> [Exercise input]
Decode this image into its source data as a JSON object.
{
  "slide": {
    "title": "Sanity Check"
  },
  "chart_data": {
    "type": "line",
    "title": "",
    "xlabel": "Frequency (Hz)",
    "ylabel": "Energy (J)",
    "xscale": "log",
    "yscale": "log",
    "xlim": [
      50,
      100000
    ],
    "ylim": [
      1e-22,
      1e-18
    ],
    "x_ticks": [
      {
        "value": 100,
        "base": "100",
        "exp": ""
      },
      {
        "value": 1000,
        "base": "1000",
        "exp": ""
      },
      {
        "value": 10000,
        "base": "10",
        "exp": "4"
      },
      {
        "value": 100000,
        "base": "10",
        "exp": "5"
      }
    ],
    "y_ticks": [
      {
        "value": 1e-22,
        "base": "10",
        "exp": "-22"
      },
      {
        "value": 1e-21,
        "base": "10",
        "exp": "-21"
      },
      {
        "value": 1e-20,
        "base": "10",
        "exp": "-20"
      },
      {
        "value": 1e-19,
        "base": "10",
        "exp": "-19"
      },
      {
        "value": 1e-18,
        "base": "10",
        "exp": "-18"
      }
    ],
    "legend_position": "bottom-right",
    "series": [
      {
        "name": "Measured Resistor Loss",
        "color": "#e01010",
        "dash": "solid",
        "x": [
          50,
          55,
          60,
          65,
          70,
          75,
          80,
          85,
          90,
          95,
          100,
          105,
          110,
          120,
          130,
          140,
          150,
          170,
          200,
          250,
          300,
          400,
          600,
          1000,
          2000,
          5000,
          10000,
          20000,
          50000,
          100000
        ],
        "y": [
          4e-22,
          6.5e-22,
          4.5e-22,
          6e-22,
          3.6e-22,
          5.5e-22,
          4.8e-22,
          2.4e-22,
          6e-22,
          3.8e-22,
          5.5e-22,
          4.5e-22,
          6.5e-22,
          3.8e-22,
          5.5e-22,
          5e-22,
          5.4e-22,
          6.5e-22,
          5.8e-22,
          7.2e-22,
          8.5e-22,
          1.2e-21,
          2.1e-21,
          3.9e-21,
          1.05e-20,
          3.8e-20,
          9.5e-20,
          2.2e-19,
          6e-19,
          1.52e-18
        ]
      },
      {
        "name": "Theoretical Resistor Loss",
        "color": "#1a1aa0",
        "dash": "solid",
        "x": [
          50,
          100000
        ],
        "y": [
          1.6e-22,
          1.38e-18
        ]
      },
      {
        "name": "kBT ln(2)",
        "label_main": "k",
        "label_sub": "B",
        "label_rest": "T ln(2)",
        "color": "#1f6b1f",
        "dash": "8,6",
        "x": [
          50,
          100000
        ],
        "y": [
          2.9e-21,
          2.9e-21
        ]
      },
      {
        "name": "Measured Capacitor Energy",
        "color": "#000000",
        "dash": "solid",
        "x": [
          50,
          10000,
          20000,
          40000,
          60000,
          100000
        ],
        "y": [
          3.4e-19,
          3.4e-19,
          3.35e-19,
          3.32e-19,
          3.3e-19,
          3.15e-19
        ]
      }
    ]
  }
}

> [Your objective] Using the listing above, gather each line that holds the string "value" and copy it.

> [Final answer]
        "value": 100,
        "value": 1000,
        "value": 10000,
        "value": 100000,
        "value": 1e-22,
        "value": 1e-21,
        "value": 1e-20,
        "value": 1e-19,
        "value": 1e-18,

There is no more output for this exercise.